Stored items
Start of Block

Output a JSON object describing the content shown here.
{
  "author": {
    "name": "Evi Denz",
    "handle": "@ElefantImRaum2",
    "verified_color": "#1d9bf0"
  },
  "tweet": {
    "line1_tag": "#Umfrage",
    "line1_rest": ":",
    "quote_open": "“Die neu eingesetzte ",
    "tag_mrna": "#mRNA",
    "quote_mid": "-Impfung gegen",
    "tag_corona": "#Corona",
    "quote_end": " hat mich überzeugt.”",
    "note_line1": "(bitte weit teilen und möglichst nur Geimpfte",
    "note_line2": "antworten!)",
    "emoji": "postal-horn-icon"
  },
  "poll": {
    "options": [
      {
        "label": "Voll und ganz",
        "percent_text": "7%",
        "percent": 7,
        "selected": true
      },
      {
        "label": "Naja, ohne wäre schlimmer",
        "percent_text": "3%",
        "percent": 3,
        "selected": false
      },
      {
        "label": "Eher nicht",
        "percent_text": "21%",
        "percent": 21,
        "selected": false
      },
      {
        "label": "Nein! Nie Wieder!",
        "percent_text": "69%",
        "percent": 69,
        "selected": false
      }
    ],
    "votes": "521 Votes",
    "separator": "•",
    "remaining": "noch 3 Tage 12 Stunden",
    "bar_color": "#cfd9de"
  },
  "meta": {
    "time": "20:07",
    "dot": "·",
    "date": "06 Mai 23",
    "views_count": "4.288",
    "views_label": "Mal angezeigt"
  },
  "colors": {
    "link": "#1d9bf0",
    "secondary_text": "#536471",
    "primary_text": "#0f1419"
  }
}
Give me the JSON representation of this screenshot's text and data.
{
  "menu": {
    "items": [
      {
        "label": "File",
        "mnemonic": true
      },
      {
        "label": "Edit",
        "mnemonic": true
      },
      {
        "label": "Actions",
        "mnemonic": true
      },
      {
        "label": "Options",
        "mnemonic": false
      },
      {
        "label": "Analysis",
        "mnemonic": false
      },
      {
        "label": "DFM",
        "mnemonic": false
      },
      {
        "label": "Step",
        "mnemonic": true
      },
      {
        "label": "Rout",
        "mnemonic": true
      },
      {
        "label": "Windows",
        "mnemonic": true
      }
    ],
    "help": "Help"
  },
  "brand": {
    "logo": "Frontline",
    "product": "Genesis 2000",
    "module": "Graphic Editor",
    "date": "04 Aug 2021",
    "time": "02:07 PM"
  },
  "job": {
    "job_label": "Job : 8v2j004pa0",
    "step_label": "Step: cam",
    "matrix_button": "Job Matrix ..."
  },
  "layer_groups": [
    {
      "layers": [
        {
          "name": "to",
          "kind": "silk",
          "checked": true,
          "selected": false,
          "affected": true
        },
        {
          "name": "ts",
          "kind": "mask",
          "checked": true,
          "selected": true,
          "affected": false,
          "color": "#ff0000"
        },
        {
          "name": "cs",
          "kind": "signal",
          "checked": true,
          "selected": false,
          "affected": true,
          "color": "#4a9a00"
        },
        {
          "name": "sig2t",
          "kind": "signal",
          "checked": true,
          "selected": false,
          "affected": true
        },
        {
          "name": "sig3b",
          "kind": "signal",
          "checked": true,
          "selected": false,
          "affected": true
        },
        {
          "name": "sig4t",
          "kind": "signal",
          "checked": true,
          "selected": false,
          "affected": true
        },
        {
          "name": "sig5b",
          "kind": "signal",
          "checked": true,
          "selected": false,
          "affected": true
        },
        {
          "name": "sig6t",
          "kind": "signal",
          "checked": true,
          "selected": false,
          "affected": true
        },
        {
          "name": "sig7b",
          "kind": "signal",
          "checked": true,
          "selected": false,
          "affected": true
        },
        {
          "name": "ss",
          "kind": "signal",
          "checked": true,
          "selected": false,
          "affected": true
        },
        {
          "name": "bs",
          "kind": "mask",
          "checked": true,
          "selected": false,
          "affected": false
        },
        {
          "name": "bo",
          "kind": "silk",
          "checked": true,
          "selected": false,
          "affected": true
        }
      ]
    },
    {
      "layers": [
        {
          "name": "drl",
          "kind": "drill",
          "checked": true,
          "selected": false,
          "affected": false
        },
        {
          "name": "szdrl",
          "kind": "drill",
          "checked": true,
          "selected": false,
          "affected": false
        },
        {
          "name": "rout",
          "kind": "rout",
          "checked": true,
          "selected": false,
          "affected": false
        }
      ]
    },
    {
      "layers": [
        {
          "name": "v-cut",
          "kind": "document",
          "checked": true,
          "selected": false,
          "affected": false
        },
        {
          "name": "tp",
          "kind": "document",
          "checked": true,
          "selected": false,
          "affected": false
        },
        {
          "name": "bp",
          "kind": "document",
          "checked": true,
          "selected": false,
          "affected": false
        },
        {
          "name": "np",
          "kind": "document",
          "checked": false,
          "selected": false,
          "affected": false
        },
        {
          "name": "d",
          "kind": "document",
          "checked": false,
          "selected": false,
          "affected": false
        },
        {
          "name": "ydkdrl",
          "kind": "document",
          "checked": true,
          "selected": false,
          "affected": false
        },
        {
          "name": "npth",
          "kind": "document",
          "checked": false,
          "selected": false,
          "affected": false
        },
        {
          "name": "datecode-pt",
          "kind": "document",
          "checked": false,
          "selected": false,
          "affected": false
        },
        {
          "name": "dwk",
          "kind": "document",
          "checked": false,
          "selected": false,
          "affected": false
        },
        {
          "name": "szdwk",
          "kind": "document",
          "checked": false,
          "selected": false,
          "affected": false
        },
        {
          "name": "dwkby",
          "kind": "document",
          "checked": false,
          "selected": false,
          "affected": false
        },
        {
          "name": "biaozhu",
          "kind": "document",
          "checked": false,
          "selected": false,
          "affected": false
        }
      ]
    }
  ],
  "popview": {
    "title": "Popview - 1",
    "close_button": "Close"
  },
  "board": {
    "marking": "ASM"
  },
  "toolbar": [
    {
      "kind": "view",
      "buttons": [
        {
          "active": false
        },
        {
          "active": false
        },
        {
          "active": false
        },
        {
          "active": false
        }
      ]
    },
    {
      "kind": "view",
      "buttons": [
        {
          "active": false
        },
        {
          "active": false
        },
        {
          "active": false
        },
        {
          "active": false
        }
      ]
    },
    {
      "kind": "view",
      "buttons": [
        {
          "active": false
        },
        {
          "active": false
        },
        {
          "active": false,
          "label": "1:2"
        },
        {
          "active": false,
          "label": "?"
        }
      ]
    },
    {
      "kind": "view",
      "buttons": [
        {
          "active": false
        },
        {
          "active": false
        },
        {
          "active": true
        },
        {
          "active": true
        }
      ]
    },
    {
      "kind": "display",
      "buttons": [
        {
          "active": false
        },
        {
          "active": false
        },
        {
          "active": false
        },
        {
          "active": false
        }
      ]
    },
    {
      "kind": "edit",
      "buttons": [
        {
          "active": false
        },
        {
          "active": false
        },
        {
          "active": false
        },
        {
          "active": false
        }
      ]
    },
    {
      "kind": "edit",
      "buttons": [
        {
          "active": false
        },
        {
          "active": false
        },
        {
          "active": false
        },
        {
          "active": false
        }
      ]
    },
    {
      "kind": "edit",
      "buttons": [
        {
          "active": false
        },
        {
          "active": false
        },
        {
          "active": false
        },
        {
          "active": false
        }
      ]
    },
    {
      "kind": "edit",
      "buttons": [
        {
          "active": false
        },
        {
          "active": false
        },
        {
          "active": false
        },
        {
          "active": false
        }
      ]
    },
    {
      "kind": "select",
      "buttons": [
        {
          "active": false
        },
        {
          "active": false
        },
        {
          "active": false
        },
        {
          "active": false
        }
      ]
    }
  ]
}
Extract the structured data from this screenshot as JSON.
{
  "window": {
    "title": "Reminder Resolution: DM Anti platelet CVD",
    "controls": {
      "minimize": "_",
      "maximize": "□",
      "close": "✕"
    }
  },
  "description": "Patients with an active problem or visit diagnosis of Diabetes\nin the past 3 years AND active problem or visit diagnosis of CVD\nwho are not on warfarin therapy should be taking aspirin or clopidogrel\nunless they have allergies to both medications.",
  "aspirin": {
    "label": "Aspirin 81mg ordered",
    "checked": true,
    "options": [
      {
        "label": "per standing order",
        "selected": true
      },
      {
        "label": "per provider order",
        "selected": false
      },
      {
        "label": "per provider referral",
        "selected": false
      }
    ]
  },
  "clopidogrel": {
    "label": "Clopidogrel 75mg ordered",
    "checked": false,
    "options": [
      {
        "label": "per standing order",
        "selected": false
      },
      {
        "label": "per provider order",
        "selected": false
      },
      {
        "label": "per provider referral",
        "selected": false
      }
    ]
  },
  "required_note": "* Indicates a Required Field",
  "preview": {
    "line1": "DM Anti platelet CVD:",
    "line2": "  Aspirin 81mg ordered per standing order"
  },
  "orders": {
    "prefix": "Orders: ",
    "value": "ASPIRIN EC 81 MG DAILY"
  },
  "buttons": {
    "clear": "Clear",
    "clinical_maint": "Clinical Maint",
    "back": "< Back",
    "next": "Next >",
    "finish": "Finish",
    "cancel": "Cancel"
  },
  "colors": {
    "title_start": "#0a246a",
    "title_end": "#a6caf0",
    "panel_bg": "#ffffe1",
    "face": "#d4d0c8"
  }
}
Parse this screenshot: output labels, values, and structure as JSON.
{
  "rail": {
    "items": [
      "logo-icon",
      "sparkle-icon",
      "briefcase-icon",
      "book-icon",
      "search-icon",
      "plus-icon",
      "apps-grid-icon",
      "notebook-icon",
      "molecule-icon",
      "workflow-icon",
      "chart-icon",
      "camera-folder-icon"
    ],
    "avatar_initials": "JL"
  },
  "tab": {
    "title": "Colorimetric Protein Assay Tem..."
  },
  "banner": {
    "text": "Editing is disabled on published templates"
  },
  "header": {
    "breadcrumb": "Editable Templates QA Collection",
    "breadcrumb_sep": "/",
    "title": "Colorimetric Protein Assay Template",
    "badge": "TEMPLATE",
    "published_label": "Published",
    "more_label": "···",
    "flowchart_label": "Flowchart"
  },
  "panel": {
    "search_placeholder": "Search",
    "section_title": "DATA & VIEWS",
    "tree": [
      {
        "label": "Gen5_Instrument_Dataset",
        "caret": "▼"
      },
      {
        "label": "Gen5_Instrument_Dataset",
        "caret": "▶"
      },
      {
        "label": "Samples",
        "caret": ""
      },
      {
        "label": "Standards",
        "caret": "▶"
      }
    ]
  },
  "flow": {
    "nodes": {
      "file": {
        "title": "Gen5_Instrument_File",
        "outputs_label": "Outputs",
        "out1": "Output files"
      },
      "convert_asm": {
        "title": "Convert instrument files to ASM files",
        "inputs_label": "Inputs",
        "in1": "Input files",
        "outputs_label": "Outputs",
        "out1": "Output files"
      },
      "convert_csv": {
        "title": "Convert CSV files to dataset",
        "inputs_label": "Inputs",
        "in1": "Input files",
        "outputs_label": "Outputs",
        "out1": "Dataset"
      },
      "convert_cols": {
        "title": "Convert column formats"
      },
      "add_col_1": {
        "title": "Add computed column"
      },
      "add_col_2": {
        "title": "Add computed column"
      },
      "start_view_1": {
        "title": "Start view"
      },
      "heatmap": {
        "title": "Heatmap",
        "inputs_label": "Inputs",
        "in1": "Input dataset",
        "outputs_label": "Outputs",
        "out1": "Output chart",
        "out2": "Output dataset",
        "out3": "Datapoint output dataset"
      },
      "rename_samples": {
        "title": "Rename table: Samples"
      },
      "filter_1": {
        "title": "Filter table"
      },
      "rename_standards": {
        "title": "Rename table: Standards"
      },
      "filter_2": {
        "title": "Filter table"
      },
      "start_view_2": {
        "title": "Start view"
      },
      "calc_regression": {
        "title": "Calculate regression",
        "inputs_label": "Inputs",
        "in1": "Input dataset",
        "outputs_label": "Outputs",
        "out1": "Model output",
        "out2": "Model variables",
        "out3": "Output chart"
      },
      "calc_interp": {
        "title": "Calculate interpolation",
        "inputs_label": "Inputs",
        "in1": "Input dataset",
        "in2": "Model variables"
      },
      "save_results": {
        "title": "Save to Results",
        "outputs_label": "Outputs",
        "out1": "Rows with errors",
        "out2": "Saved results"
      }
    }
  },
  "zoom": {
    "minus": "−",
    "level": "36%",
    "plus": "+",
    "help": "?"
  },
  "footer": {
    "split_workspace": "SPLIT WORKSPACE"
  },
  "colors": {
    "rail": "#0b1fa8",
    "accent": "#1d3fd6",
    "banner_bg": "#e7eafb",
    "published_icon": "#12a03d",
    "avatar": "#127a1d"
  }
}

End of Block

Task description:
Each line above that holds the string "with" should be copied and shown.

Output of the task:
  "description": "Patients with an active problem or visit diagnosis of Diabetes\nin the past 3 years AND active problem or visit diagnosis of CVD\nwho are not on warfarin therapy should be taking aspirin or clopidogrel\nunless they have allergies to both medications.",
        "out1": "Rows with errors",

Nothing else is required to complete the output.